Extracted records
_ _ _ _ _

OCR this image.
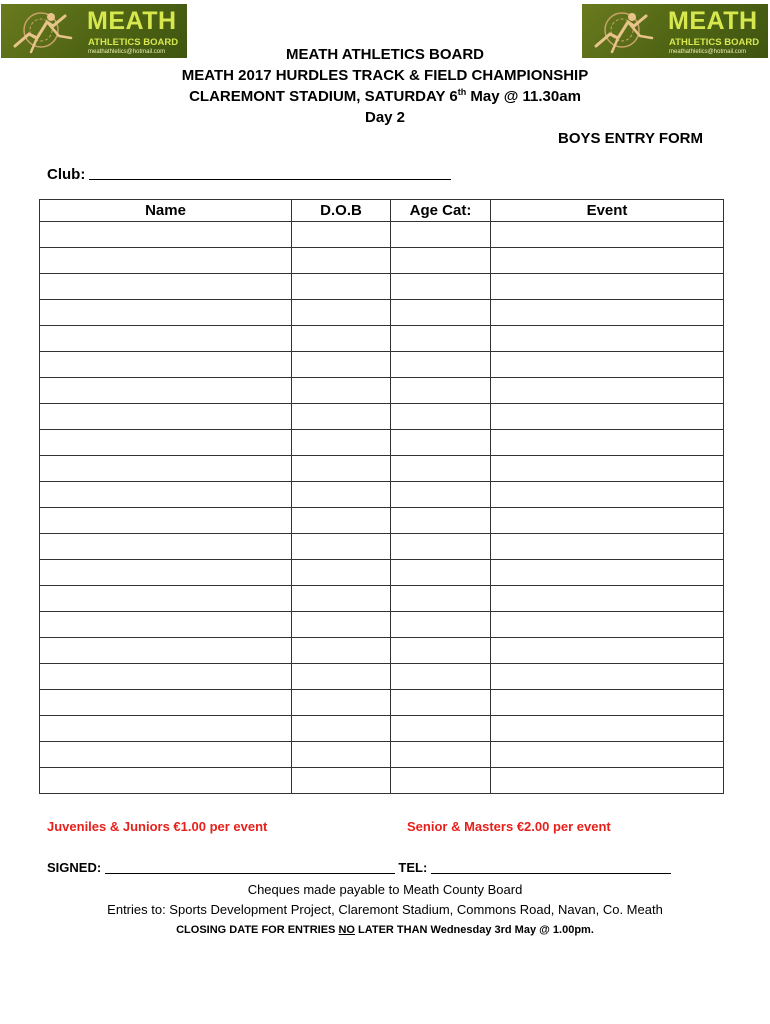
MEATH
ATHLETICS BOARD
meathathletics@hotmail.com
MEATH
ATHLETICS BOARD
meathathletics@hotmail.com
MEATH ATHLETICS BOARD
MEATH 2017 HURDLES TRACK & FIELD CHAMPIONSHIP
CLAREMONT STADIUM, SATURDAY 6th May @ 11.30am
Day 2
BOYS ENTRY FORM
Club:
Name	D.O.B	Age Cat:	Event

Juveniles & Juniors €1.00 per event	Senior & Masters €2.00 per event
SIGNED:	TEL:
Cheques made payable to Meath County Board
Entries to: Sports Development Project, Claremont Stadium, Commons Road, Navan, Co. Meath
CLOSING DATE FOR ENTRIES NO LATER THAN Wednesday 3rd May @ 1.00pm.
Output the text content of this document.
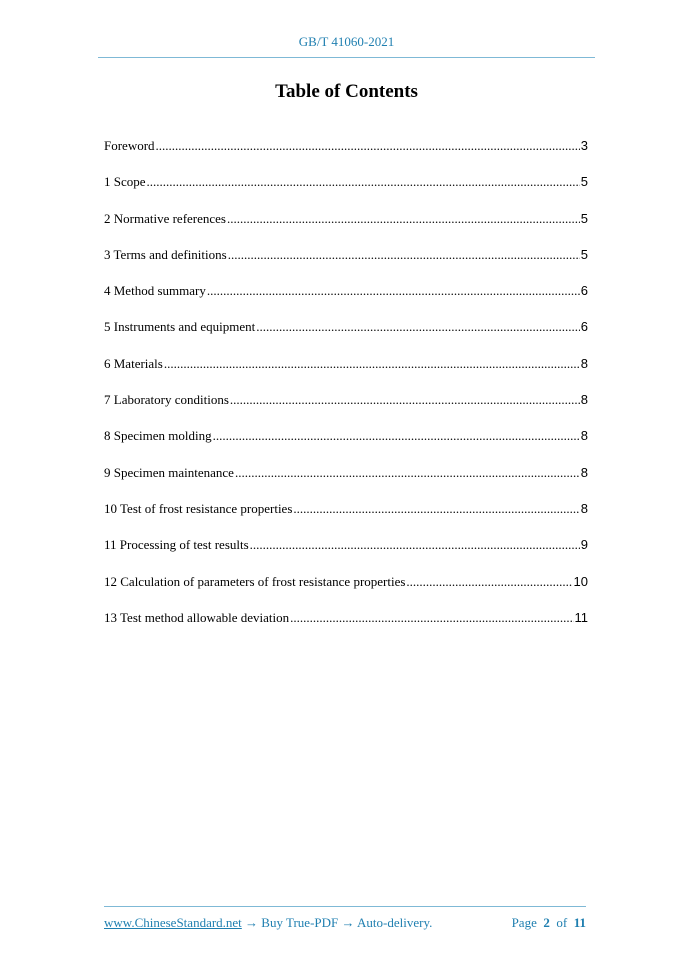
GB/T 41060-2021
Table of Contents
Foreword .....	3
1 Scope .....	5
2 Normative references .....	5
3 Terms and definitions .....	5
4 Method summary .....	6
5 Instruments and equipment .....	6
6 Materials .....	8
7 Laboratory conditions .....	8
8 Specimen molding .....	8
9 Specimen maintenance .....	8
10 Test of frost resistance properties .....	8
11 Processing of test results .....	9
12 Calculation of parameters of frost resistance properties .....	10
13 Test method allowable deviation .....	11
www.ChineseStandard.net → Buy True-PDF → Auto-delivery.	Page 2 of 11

_ _ _ _ _

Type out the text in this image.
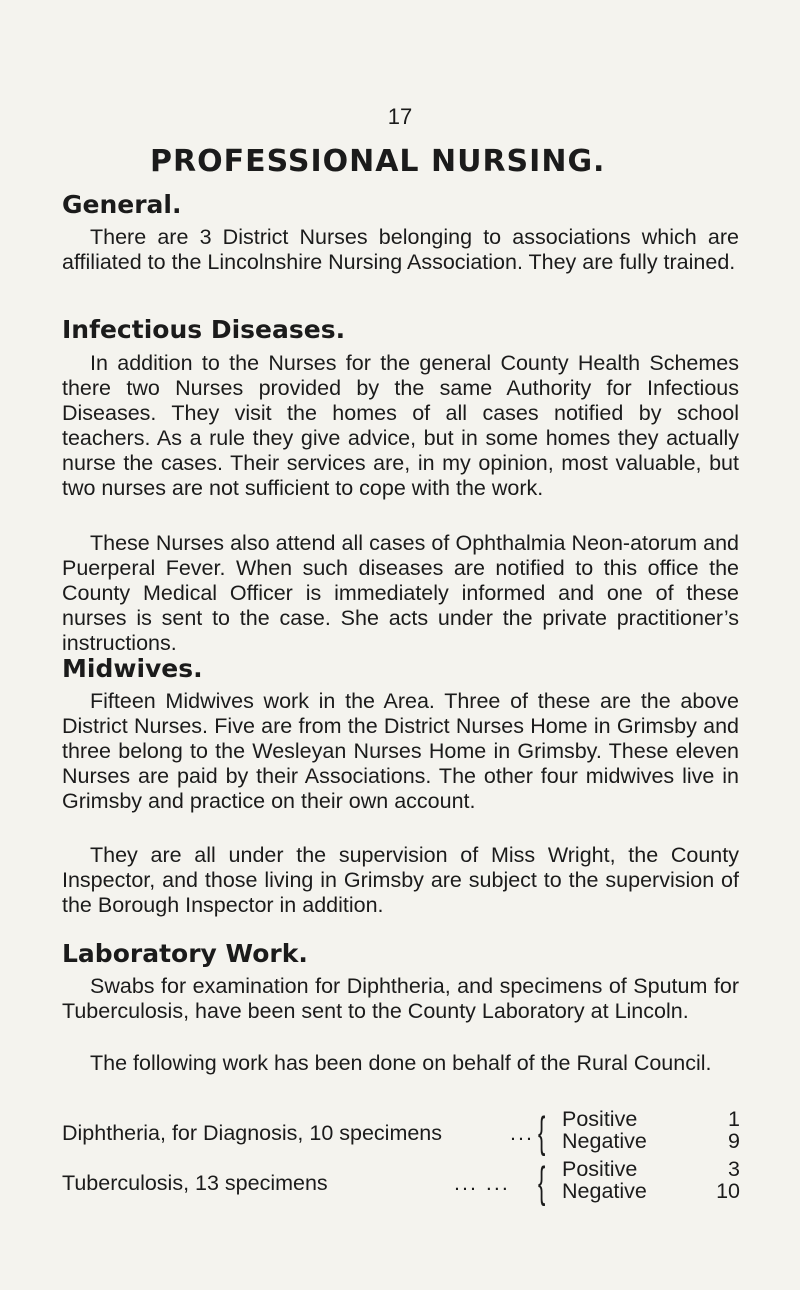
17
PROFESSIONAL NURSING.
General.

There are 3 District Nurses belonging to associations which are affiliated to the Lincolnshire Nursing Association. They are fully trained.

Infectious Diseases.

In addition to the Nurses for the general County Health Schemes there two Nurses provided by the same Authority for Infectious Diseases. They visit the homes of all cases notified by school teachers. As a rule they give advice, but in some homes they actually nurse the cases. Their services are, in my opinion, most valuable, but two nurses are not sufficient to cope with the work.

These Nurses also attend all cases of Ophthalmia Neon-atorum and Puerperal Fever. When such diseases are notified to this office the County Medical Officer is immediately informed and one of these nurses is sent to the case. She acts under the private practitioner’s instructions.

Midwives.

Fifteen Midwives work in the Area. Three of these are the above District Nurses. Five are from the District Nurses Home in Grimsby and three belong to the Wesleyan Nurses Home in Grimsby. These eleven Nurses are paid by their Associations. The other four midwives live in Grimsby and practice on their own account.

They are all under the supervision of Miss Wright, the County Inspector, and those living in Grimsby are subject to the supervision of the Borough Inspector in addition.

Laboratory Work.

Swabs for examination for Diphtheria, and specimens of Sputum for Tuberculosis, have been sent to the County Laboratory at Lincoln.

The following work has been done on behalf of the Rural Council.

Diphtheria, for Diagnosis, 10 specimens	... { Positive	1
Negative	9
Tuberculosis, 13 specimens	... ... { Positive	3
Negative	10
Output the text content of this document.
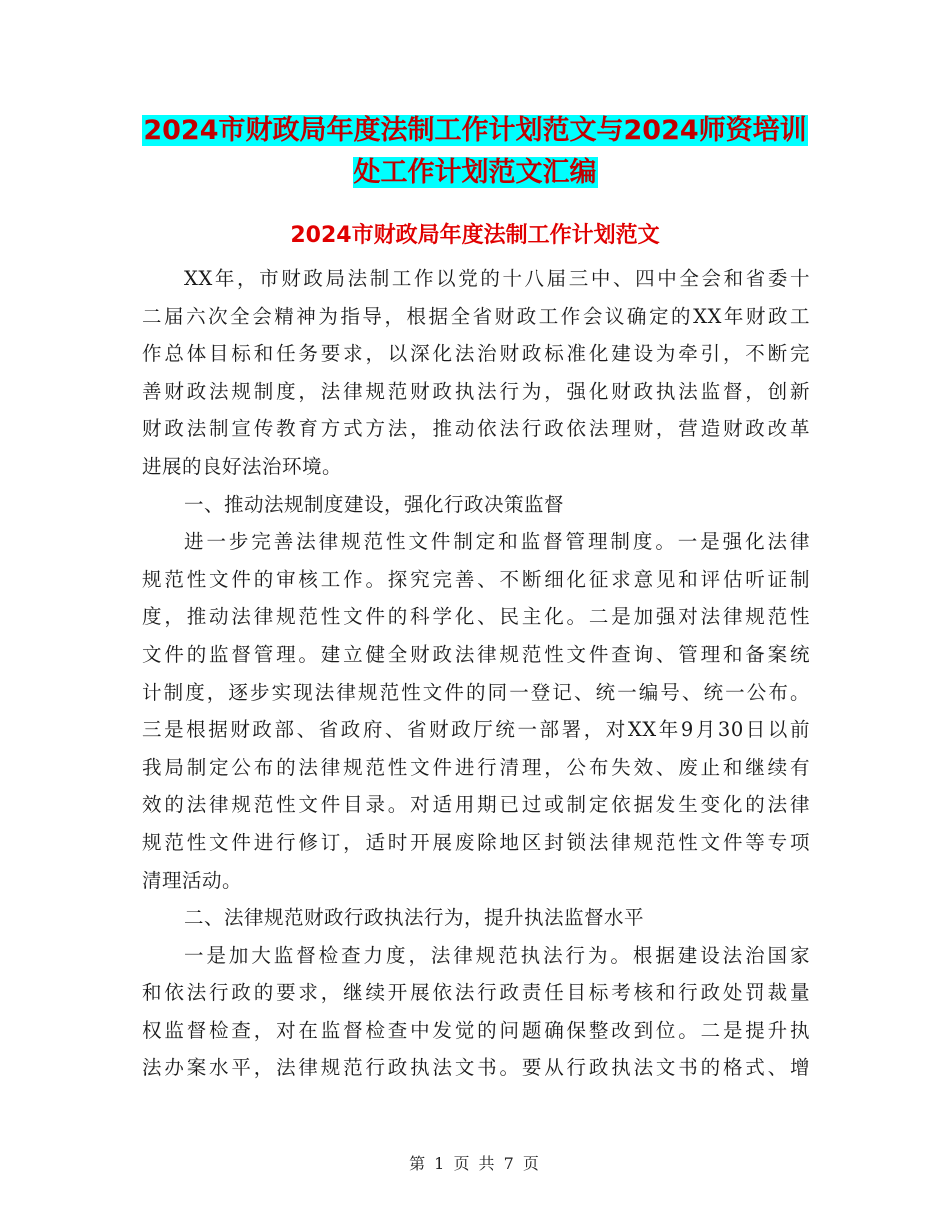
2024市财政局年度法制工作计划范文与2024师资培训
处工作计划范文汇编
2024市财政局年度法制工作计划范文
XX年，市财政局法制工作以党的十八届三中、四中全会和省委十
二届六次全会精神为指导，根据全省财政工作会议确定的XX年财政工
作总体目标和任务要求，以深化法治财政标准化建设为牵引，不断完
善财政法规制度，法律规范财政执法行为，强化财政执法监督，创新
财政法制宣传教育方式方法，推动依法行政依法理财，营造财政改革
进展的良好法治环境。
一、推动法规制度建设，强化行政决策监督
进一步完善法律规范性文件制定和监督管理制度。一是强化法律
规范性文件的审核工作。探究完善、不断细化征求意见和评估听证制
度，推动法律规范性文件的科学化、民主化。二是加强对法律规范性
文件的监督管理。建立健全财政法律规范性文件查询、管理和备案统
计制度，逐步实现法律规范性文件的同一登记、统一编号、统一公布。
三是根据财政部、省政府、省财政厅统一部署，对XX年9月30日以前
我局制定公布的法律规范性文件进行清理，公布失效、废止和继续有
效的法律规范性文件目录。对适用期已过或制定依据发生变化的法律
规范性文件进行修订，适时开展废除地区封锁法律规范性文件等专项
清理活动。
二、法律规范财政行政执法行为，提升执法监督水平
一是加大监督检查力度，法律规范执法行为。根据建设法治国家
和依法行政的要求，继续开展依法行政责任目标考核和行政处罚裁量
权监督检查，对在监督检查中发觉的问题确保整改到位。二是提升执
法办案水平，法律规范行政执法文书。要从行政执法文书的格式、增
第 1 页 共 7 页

_ _ _ _ _

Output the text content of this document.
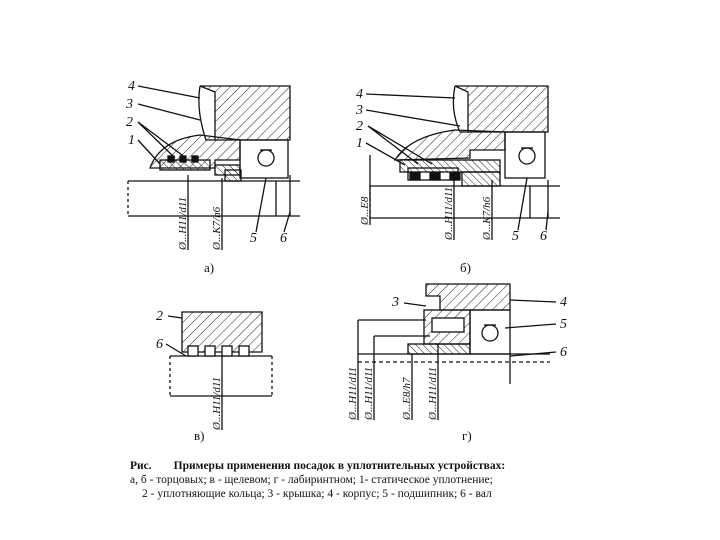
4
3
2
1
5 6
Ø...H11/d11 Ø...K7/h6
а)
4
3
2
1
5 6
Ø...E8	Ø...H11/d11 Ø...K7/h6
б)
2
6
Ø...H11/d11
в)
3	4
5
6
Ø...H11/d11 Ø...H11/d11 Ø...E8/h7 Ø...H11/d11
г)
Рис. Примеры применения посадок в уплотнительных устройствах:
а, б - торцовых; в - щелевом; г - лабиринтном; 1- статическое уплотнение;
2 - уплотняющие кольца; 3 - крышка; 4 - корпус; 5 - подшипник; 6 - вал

_ _ _ _ _

■ What is expected ■
Of the lines in the entries, how many include the word "Diphtheria"? State only the number.

■ Answer for the task ■
2